▶ [SHORT TASK] Count every line where "fuit" occurs. Give the total alone.

▶ [AVAILABLE DATA]

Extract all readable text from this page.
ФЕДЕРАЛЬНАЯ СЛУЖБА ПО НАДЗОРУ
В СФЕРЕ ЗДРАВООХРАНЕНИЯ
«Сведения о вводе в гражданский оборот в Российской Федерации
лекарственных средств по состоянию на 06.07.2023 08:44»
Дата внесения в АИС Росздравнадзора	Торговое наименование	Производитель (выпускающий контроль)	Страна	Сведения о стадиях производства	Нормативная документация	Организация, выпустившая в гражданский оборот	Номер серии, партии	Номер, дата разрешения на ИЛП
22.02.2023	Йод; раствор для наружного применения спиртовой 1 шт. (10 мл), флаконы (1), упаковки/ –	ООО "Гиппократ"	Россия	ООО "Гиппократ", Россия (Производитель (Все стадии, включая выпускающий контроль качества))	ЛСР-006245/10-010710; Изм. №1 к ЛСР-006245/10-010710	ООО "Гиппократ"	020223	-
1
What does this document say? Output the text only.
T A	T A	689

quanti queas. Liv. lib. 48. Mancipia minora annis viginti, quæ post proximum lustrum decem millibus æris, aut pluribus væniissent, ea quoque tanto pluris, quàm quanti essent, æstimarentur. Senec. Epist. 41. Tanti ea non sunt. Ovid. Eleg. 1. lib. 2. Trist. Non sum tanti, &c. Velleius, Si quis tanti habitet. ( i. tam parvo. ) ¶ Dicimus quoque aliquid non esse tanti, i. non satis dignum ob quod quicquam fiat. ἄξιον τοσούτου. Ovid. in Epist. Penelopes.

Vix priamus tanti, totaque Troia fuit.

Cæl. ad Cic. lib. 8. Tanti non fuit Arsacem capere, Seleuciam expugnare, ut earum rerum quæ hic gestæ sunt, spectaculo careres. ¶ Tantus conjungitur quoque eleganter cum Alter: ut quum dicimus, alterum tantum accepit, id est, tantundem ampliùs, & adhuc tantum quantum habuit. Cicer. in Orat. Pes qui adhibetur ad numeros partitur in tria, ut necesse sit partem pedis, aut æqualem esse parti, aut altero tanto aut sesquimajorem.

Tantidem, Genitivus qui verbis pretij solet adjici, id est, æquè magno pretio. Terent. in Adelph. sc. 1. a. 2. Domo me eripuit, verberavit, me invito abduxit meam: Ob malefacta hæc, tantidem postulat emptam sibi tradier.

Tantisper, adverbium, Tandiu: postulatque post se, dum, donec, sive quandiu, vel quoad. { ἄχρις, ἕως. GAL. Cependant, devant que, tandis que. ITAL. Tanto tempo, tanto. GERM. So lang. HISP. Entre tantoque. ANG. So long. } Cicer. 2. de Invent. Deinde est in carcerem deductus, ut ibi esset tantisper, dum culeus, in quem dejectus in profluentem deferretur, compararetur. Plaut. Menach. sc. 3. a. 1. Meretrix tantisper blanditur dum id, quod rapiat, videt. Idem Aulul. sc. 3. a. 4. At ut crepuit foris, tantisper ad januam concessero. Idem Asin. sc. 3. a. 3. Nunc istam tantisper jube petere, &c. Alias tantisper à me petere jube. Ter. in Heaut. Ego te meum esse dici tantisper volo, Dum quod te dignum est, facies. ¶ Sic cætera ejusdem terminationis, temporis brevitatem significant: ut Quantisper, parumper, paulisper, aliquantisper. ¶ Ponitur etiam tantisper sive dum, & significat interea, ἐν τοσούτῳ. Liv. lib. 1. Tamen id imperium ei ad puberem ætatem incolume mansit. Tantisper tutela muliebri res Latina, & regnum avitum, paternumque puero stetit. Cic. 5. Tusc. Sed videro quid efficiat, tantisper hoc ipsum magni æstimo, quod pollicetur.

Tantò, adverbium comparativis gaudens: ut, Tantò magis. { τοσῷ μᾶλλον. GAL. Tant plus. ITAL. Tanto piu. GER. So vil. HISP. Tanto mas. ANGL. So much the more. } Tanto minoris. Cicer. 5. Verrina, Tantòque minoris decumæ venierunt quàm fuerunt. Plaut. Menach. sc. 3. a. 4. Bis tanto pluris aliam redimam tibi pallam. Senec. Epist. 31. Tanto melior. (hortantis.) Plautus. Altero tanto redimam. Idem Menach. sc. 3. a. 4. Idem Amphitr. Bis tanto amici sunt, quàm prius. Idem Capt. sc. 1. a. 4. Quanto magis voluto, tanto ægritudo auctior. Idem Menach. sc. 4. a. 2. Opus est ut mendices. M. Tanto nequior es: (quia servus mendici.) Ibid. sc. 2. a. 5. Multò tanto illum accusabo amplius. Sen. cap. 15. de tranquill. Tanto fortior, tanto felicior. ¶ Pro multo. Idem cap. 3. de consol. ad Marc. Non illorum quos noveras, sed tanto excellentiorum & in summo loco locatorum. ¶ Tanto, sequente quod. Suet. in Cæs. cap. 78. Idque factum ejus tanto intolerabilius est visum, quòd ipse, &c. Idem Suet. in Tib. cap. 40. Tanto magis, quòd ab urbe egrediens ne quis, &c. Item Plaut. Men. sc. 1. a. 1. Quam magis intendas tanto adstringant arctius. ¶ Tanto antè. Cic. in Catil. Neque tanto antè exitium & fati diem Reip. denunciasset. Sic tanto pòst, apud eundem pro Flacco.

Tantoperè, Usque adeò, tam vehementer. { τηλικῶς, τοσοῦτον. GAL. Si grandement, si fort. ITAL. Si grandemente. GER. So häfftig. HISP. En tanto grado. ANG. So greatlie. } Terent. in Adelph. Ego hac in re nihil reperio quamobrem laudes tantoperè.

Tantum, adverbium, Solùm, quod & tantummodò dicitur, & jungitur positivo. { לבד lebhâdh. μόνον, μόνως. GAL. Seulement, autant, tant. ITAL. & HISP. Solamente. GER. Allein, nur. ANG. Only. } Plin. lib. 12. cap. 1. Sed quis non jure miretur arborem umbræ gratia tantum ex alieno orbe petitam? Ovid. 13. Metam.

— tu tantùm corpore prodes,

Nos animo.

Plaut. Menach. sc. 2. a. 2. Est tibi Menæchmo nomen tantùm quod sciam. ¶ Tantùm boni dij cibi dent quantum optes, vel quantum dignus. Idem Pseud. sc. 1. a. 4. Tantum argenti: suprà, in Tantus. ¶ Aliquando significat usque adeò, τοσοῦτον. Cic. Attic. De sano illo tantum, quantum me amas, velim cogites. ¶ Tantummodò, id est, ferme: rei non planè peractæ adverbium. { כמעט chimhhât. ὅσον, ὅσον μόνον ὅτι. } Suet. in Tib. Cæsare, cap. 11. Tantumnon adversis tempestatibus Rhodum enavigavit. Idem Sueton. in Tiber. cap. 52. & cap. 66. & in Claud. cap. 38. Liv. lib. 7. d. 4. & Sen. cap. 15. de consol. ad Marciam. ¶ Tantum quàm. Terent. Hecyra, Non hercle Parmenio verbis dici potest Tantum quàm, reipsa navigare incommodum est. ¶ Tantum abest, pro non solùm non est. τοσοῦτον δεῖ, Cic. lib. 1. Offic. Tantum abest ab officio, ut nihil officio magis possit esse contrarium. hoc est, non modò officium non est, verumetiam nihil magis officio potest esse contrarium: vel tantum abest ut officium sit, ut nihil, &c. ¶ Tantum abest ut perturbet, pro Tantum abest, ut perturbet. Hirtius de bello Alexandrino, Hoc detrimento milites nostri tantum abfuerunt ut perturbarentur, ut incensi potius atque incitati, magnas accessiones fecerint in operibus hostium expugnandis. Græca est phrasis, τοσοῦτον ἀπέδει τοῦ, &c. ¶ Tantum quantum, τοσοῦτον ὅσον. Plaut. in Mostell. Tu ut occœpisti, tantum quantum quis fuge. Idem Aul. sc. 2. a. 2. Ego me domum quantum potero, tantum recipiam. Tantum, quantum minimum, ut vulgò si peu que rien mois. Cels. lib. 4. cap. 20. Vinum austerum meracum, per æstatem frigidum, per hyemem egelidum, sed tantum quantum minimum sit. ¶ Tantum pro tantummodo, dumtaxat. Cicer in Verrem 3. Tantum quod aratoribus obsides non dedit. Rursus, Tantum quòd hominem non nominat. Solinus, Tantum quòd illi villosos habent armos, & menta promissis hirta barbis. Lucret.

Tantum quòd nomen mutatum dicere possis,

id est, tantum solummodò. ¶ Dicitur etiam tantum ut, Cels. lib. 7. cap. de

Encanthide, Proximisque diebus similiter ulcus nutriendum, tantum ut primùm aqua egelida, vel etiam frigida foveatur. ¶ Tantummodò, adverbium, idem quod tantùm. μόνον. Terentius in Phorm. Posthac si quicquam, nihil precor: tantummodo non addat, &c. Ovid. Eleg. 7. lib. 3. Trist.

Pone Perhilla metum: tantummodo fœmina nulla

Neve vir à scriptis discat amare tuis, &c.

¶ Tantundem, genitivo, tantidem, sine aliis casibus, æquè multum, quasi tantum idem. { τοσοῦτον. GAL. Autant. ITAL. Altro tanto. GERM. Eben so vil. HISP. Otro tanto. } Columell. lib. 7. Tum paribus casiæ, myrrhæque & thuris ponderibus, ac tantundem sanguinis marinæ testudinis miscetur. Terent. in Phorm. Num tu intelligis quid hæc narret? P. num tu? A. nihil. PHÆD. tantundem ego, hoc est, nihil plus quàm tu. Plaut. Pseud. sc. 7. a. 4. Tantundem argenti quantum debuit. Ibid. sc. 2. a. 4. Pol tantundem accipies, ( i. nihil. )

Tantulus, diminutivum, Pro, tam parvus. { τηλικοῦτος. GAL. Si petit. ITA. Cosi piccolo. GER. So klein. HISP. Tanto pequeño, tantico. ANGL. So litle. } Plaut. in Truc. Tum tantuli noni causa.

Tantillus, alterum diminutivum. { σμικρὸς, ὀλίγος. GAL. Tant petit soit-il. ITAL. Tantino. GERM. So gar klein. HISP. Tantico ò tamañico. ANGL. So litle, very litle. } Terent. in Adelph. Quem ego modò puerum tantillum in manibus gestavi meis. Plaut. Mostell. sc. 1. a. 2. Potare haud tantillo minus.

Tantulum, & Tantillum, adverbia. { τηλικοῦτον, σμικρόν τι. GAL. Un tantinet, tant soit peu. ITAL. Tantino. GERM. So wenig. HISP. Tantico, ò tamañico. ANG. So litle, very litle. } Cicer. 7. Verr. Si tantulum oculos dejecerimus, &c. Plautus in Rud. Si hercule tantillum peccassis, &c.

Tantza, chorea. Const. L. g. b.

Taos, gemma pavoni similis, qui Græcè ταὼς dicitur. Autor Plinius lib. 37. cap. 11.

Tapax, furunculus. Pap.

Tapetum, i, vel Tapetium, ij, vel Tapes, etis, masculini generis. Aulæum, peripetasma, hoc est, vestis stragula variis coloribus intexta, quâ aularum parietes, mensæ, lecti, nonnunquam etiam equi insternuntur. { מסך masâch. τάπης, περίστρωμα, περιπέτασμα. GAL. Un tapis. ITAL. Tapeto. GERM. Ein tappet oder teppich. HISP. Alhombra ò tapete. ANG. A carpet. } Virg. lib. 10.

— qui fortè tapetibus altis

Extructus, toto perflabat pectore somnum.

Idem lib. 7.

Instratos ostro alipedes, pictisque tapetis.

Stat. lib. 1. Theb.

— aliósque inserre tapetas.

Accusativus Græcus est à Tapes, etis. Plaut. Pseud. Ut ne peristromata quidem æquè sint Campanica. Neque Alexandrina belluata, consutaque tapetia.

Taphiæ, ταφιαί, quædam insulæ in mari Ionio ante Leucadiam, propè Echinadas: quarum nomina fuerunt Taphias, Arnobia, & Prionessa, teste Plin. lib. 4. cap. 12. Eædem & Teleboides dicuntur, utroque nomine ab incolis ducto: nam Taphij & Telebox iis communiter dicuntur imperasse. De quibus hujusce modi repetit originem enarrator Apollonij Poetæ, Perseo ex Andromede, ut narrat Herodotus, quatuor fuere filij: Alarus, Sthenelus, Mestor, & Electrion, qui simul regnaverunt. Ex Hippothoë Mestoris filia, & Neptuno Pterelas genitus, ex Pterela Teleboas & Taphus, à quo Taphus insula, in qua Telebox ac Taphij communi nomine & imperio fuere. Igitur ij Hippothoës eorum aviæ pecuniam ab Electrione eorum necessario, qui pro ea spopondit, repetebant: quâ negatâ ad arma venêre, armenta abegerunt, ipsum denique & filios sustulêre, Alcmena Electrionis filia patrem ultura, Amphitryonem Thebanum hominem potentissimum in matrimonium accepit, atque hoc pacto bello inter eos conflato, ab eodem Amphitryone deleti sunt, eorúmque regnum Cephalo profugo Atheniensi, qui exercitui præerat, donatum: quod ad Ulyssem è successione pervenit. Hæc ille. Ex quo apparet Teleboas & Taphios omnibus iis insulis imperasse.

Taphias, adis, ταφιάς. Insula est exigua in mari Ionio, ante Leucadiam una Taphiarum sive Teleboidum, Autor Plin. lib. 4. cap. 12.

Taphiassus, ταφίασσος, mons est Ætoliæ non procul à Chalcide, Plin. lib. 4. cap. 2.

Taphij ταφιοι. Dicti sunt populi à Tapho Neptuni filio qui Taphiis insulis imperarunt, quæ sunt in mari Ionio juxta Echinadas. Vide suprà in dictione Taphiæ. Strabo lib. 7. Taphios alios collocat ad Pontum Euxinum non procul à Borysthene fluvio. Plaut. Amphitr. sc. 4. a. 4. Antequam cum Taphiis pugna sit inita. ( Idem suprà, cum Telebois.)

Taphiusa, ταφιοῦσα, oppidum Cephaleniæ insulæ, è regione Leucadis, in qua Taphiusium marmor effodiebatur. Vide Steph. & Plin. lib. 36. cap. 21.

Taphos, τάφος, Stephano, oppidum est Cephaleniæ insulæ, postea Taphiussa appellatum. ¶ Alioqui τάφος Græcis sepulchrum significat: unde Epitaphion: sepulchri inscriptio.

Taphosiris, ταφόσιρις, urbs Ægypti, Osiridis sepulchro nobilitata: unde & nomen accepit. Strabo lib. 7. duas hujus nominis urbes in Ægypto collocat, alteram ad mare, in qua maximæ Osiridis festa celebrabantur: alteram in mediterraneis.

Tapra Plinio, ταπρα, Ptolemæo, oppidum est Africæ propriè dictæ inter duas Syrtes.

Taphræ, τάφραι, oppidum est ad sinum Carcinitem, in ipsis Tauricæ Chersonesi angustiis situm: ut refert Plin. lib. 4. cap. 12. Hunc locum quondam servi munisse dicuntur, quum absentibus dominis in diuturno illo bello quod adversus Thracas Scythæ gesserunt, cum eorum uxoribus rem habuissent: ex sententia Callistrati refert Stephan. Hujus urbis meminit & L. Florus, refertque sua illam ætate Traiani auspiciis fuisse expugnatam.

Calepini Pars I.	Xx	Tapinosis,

▶ [ANSWER TO THIS TASK] 2